[RECORD EXCERPTS start]

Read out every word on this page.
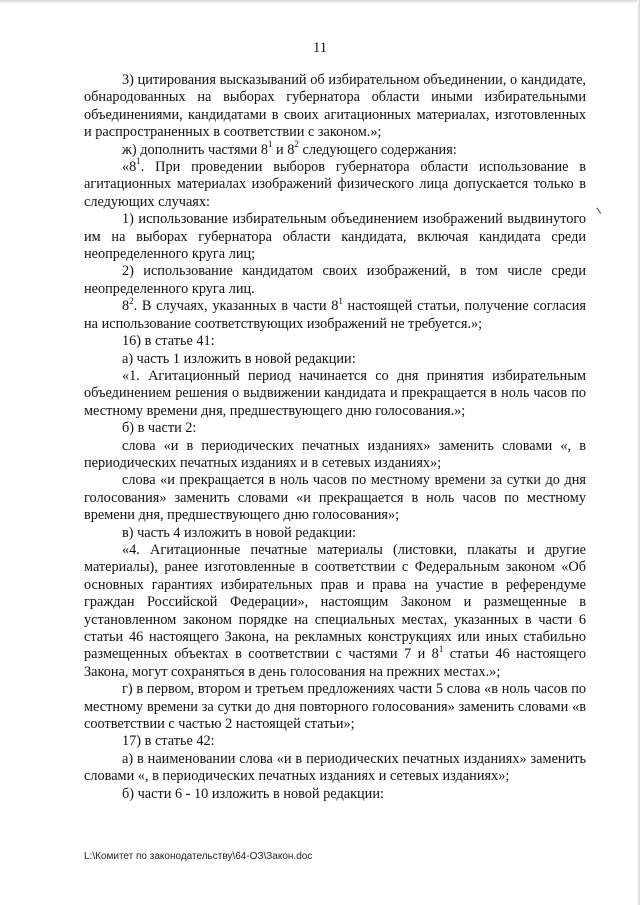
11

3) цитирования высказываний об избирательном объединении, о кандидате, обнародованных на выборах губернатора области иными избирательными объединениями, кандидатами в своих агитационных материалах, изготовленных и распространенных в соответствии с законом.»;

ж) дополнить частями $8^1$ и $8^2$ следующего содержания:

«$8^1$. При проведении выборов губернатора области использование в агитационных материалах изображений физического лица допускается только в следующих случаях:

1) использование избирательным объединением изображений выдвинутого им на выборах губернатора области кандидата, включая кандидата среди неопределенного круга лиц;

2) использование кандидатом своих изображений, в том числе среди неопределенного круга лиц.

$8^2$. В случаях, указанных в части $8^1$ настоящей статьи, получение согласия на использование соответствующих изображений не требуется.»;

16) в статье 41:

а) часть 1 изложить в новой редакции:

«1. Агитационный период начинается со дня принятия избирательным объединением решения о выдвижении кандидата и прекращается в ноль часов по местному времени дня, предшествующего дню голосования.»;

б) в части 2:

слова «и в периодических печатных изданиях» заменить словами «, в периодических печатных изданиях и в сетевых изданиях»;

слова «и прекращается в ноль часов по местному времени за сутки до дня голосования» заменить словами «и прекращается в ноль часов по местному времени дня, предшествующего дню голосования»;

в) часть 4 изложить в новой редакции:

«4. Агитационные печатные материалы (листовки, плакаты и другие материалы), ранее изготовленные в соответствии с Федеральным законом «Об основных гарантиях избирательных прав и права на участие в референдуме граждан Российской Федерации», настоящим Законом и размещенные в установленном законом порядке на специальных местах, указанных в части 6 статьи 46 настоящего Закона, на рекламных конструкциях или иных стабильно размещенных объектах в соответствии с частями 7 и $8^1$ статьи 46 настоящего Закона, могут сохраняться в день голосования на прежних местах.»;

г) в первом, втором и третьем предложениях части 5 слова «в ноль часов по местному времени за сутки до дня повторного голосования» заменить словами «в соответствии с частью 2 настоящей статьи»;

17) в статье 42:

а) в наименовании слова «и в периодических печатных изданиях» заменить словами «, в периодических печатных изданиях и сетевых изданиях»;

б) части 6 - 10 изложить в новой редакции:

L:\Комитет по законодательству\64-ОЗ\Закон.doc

[RECORD EXCERPTS end]
[RECORD EXCERPTS start]

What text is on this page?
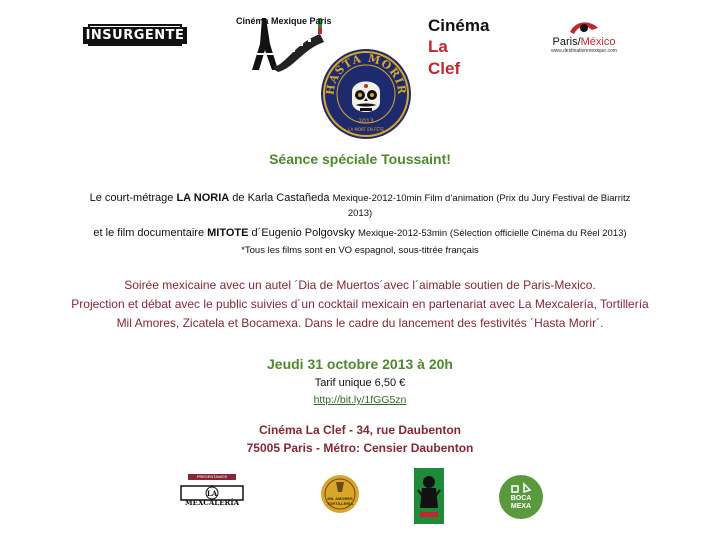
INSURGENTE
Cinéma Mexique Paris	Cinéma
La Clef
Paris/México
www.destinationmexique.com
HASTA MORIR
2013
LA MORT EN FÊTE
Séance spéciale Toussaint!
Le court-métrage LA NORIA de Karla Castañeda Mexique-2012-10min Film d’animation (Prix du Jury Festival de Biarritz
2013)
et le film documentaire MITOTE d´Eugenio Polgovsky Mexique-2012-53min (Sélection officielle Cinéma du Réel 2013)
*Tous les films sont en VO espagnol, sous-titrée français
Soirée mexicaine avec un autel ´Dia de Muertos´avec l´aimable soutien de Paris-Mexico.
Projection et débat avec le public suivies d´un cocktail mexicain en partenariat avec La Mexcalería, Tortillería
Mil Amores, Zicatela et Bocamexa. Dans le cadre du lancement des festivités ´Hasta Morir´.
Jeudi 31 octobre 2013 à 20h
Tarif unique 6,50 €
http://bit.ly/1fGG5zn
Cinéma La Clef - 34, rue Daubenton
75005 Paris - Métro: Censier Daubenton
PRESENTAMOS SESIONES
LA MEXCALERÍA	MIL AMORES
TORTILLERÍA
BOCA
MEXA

[RECORD EXCERPTS end]

§ **PROBLEM TO WORK ON**
Your task is to gather all lines from the entries above that hold the word "агитационных".

§ **FINAL RESULT**
3) цитирования высказываний об избирательном объединении, о кандидате, обнародованных на выборах губернатора области иными избирательными объединениями, кандидатами в своих агитационных материалах, изготовленных и распространенных в соответствии с законом.»;
«$8^1$. При проведении выборов губернатора области использование в агитационных материалах изображений физического лица допускается только в следующих случаях:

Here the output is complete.